Hydrological data (runoff, temperature, and precipitation) for the Shimen station were obtained from the Hutubi County Hydrological Bureau, covering 1990–2015.

1.4 Statistical Metrics

Model performance was evaluated using the Nash-Sutcliffe Efficiency (NSE) coefficient and Mean Relative Error (MRE):

$$
NSE = 1 - \frac{\sum(Q_{obs} - Q_{sim})^2}{\sum(Q_{obs} - \bar{Q}_{obs})^2}
$$

$$
MRE = \frac{\sum(Q_{obs} - Q_{sim})}{\bar{Q}_{obs}} \times 100\%
$$

where $Q_{obs}$ is observed discharge, $Q_{sim}$ is simulated discharge, and $\bar{Q}_{obs}$ is the mean observed discharge. NSE ranges from $-\infty$ to 1, with values closer to 1 indicating better fit. MRE assesses overall water balance, with values closer to 0 indicating better performance.

2. Results and Analysis

2.1 Comparison of Station and Gridded Data

Temperature comparisons reveal that station data are consistently higher than gridded data across all timescales. At the daily scale, the maximum station temperature was 24.3℃ (July 13, 2004) versus 17.5℃ for gridded data (July 29, 2008), while minimum temperatures were -26.6℃ and -24.8℃, respectively. Seasonally, summer shows the largest discrepancy, with station data averaging 16.1℃ compared to 9.7℃ for gridded data—a difference of 6.4℃. Spring and autumn differences are 4.4℃ and 4.6℃, respectively, while winter shows the smallest difference (3.8℃). The annual mean temperature from station data (5.2℃) exceeds gridded data (1.7℃) by 3.5℃.

========================================================================

Reproduce the passage of the hydrology text above word for word, starting at "2. Results and" and ending at "(1.7℃) by 3.5℃.".

§ **DATA BLOCK**

========================================================================

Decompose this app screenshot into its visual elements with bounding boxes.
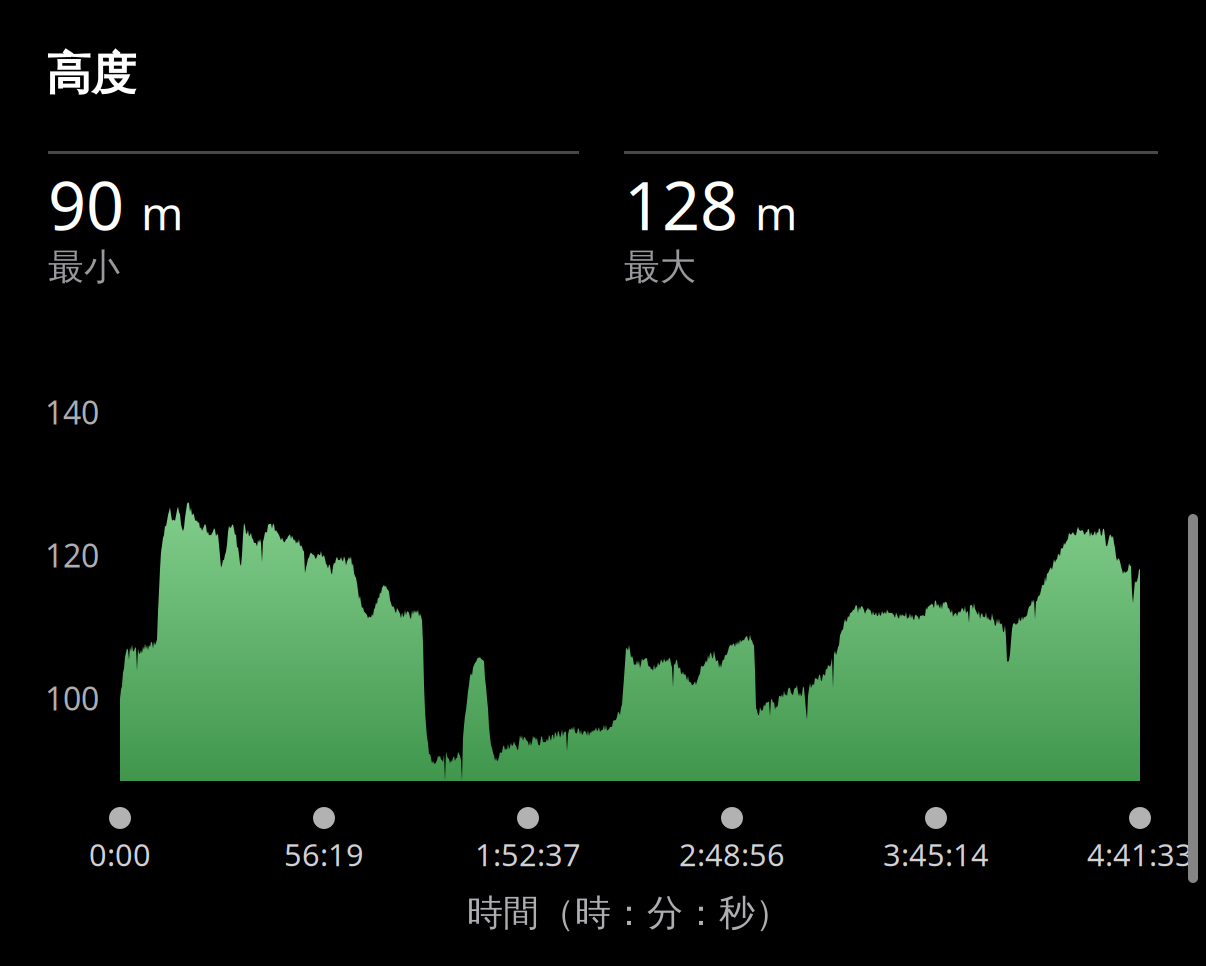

========================================================================

§ **SOLUTION TO THE EXERCISE**
2. Results and Analysis

2.1 Comparison of Station and Gridded Data

Temperature comparisons reveal that station data are consistently higher than gridded data across all timescales. At the daily scale, the maximum station temperature was 24.3℃ (July 13, 2004) versus 17.5℃ for gridded data (July 29, 2008), while minimum temperatures were -26.6℃ and -24.8℃, respectively. Seasonally, summer shows the largest discrepancy, with station data averaging 16.1℃ compared to 9.7℃ for gridded data—a difference of 6.4℃. Spring and autumn differences are 4.4℃ and 4.6℃, respectively, while winter shows the smallest difference (3.8℃). The annual mean temperature from station data (5.2℃) exceeds gridded data (1.7℃) by 3.5℃.